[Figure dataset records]
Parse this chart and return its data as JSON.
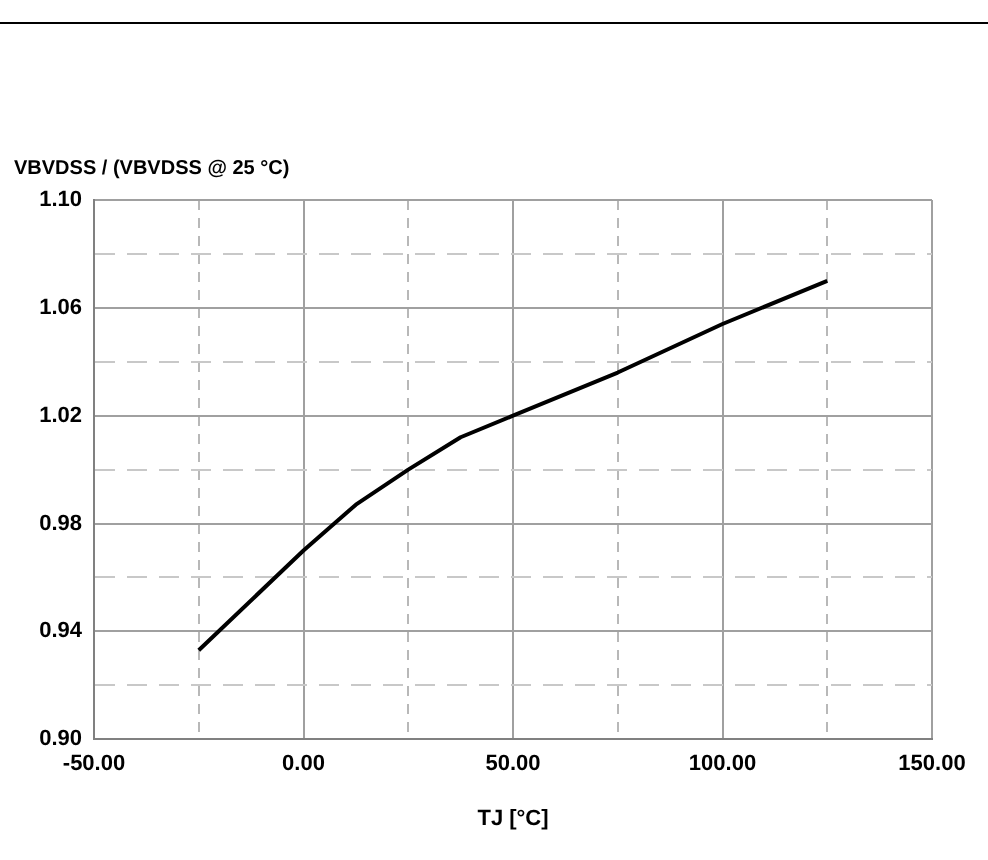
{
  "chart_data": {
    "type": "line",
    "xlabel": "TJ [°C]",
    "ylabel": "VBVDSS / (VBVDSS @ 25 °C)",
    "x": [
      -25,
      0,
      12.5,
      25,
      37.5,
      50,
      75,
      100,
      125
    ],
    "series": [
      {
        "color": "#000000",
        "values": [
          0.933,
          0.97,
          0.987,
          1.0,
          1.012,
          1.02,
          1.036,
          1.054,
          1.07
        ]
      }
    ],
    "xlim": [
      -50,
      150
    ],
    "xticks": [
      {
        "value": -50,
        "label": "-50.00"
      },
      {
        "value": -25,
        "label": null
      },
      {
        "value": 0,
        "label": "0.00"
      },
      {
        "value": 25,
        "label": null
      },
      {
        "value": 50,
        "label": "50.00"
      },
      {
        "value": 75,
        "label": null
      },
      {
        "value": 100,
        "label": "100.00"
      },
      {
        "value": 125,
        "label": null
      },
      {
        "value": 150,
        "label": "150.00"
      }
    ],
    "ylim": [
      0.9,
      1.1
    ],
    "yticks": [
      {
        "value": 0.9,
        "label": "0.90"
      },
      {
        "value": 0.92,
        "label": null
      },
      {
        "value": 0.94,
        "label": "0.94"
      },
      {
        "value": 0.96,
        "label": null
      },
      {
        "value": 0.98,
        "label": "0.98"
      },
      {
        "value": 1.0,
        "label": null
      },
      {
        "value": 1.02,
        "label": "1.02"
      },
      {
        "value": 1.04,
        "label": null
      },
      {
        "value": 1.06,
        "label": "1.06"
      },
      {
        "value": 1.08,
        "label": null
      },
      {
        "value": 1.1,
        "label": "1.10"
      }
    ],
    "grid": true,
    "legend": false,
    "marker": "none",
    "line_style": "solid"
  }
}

[Task instructions]
Set down the lines of the records above exactly, apart from the pictures.

[Worked solution]
Parse this chart and return its data as JSON.
{
  "chart_data": {
    "type": "line",
    "xlabel": "TJ [°C]",
    "ylabel": "VBVDSS / (VBVDSS @ 25 °C)",
    "x": [
      -25,
      0,
      12.5,
      25,
      37.5,
      50,
      75,
      100,
      125
    ],
    "series": [
      {
        "color": "#000000",
        "values": [
          0.933,
          0.97,
          0.987,
          1.0,
          1.012,
          1.02,
          1.036,
          1.054,
          1.07
        ]
      }
    ],
    "xlim": [
      -50,
      150
    ],
    "xticks": [
      {
        "value": -50,
        "label": "-50.00"
      },
      {
        "value": -25,
        "label": null
      },
      {
        "value": 0,
        "label": "0.00"
      },
      {
        "value": 25,
        "label": null
      },
      {
        "value": 50,
        "label": "50.00"
      },
      {
        "value": 75,
        "label": null
      },
      {
        "value": 100,
        "label": "100.00"
      },
      {
        "value": 125,
        "label": null
      },
      {
        "value": 150,
        "label": "150.00"
      }
    ],
    "ylim": [
      0.9,
      1.1
    ],
    "yticks": [
      {
        "value": 0.9,
        "label": "0.90"
      },
      {
        "value": 0.92,
        "label": null
      },
      {
        "value": 0.94,
        "label": "0.94"
      },
      {
        "value": 0.96,
        "label": null
      },
      {
        "value": 0.98,
        "label": "0.98"
      },
      {
        "value": 1.0,
        "label": null
      },
      {
        "value": 1.02,
        "label": "1.02"
      },
      {
        "value": 1.04,
        "label": null
      },
      {
        "value": 1.06,
        "label": "1.06"
      },
      {
        "value": 1.08,
        "label": null
      },
      {
        "value": 1.1,
        "label": "1.10"
      }
    ],
    "grid": true,
    "legend": false,
    "marker": "none",
    "line_style": "solid"
  }
}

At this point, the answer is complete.